TO DO:
Find each line with the string "Function" and copy it.

Data records
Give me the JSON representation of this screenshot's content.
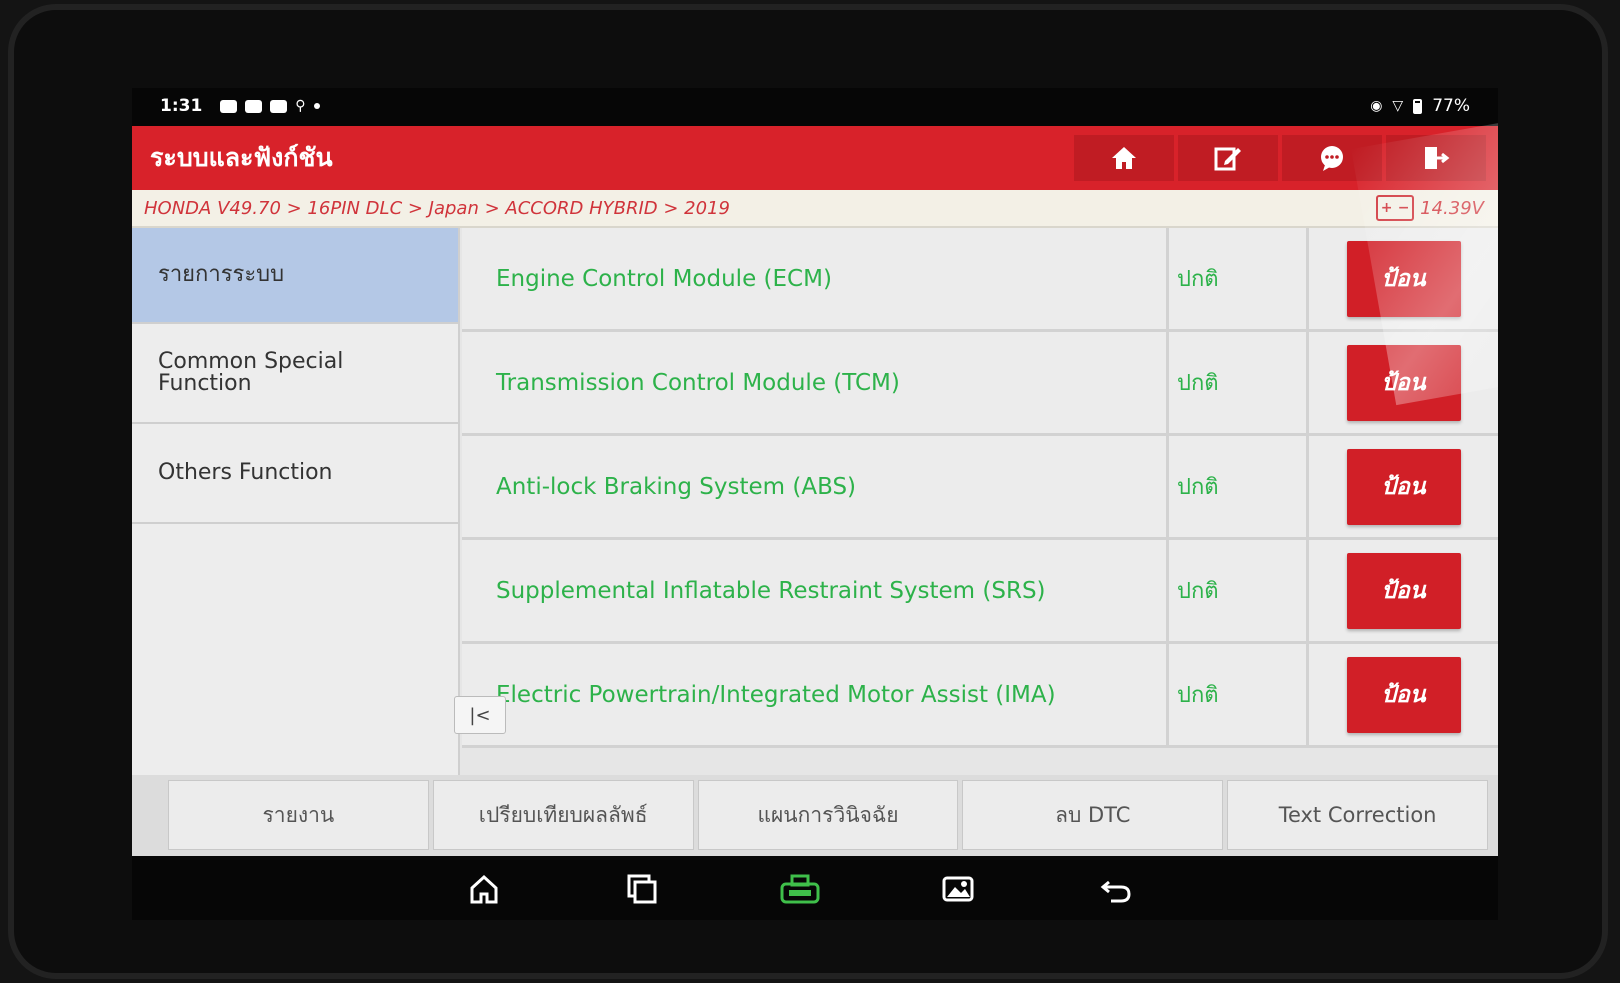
{
  "status_bar": {
    "time": "1:31",
    "battery": "77%"
  },
  "header": {
    "title": "ระบบและฟังก์ชัน",
    "tools": [
      {
        "icon": "home-icon"
      },
      {
        "icon": "edit-icon"
      },
      {
        "icon": "chat-icon"
      },
      {
        "icon": "exit-icon"
      }
    ]
  },
  "breadcrumb": {
    "path": "HONDA V49.70 > 16PIN DLC > Japan > ACCORD HYBRID > 2019",
    "voltage": "14.39V"
  },
  "sidebar": {
    "items": [
      {
        "label": "รายการระบบ",
        "active": true
      },
      {
        "label": "Common Special Function",
        "active": false
      },
      {
        "label": "Others Function",
        "active": false
      }
    ]
  },
  "systems": [
    {
      "name": "Engine Control Module (ECM)",
      "status": "ปกติ",
      "action": "ป้อน"
    },
    {
      "name": "Transmission Control Module (TCM)",
      "status": "ปกติ",
      "action": "ป้อน"
    },
    {
      "name": "Anti-lock Braking System (ABS)",
      "status": "ปกติ",
      "action": "ป้อน"
    },
    {
      "name": "Supplemental Inflatable Restraint System (SRS)",
      "status": "ปกติ",
      "action": "ป้อน"
    },
    {
      "name": "Electric Powertrain/Integrated Motor Assist (IMA)",
      "status": "ปกติ",
      "action": "ป้อน"
    }
  ],
  "bottom_buttons": [
    "รายงาน",
    "เปรียบเทียบผลลัพธ์",
    "แผนการวินิจฉัย",
    "ลบ DTC",
    "Text Correction"
  ],
  "colors": {
    "brand_red": "#d8222a",
    "status_green": "#2db24a",
    "active_sidebar": "#b4c8e6"
  }
}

WRITTEN SOLUTION:
        "label": "Common Special Function",
        "label": "Others Function",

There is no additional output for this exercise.